(Dataset excerpt)

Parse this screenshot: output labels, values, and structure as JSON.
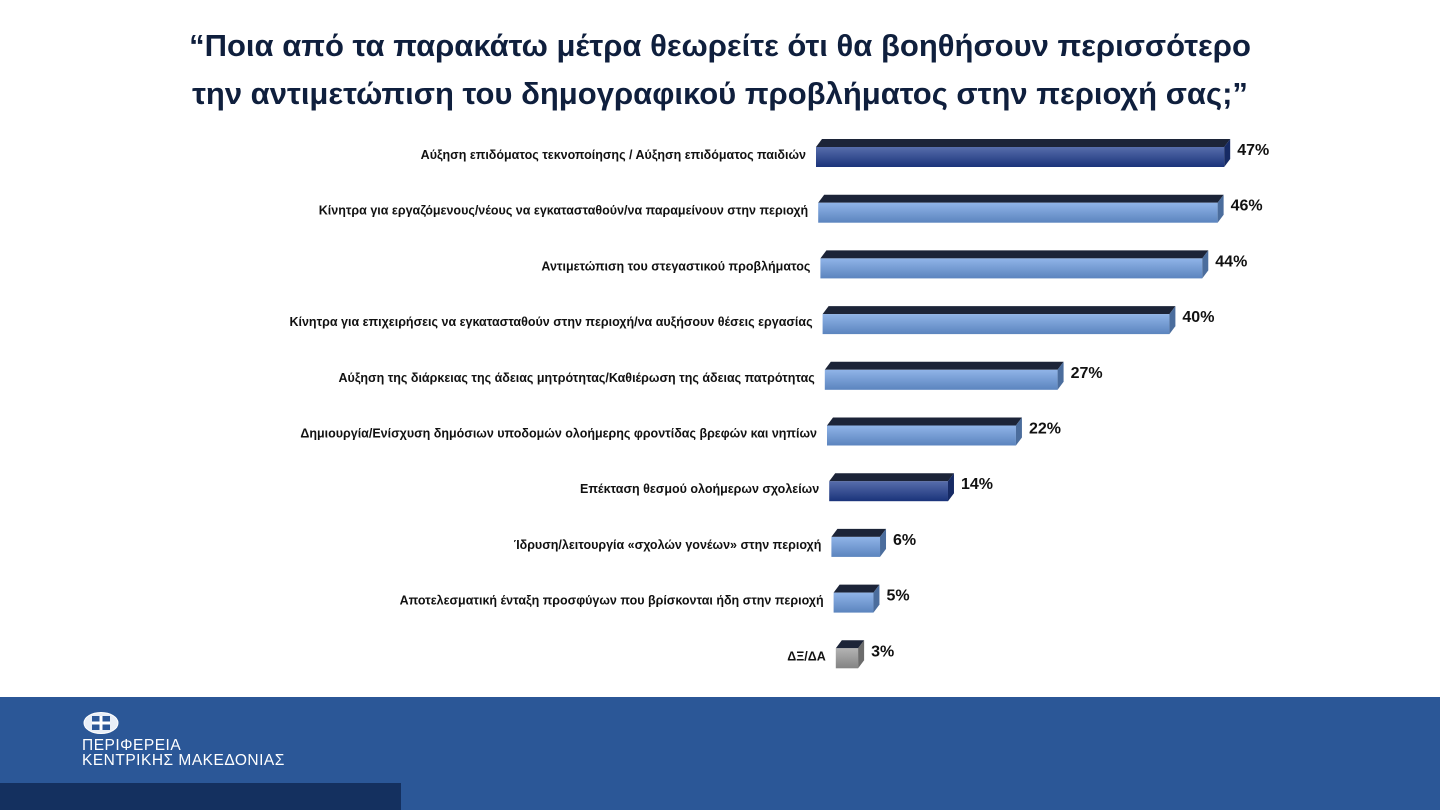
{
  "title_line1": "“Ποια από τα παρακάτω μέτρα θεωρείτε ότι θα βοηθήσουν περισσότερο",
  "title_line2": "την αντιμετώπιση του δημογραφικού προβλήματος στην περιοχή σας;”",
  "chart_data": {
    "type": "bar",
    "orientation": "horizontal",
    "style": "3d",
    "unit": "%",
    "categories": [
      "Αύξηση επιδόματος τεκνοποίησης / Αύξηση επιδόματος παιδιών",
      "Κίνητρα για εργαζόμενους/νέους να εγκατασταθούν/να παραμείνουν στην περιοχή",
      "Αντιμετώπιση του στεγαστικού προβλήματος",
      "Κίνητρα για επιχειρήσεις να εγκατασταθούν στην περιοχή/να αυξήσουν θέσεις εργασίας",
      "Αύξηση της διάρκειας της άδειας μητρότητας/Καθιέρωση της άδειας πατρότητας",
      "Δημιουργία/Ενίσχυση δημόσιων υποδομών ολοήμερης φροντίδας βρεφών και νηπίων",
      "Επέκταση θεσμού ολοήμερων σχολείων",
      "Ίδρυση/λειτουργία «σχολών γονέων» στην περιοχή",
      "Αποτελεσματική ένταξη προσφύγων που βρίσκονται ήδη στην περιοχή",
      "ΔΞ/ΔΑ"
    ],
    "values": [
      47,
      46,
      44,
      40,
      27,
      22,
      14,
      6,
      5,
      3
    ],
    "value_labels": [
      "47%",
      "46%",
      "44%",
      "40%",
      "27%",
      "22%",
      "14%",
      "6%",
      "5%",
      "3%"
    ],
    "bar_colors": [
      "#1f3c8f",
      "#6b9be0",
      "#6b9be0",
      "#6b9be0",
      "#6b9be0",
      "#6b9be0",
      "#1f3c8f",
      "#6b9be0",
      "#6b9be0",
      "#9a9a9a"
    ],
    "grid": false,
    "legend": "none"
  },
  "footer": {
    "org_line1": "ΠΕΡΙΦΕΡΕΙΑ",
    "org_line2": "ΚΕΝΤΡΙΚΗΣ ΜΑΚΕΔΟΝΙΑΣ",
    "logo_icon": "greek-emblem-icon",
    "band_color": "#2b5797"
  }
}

YOUR INSTRUCTIONS ::
Write out all the entries again, word for word, and print no images.

TASK RESPONSE ::
Parse this screenshot: output labels, values, and structure as JSON.
{
  "title_line1": "“Ποια από τα παρακάτω μέτρα θεωρείτε ότι θα βοηθήσουν περισσότερο",
  "title_line2": "την αντιμετώπιση του δημογραφικού προβλήματος στην περιοχή σας;”",
  "chart_data": {
    "type": "bar",
    "orientation": "horizontal",
    "style": "3d",
    "unit": "%",
    "categories": [
      "Αύξηση επιδόματος τεκνοποίησης / Αύξηση επιδόματος παιδιών",
      "Κίνητρα για εργαζόμενους/νέους να εγκατασταθούν/να παραμείνουν στην περιοχή",
      "Αντιμετώπιση του στεγαστικού προβλήματος",
      "Κίνητρα για επιχειρήσεις να εγκατασταθούν στην περιοχή/να αυξήσουν θέσεις εργασίας",
      "Αύξηση της διάρκειας της άδειας μητρότητας/Καθιέρωση της άδειας πατρότητας",
      "Δημιουργία/Ενίσχυση δημόσιων υποδομών ολοήμερης φροντίδας βρεφών και νηπίων",
      "Επέκταση θεσμού ολοήμερων σχολείων",
      "Ίδρυση/λειτουργία «σχολών γονέων» στην περιοχή",
      "Αποτελεσματική ένταξη προσφύγων που βρίσκονται ήδη στην περιοχή",
      "ΔΞ/ΔΑ"
    ],
    "values": [
      47,
      46,
      44,
      40,
      27,
      22,
      14,
      6,
      5,
      3
    ],
    "value_labels": [
      "47%",
      "46%",
      "44%",
      "40%",
      "27%",
      "22%",
      "14%",
      "6%",
      "5%",
      "3%"
    ],
    "bar_colors": [
      "#1f3c8f",
      "#6b9be0",
      "#6b9be0",
      "#6b9be0",
      "#6b9be0",
      "#6b9be0",
      "#1f3c8f",
      "#6b9be0",
      "#6b9be0",
      "#9a9a9a"
    ],
    "grid": false,
    "legend": "none"
  },
  "footer": {
    "org_line1": "ΠΕΡΙΦΕΡΕΙΑ",
    "org_line2": "ΚΕΝΤΡΙΚΗΣ ΜΑΚΕΔΟΝΙΑΣ",
    "logo_icon": "greek-emblem-icon",
    "band_color": "#2b5797"
  }
}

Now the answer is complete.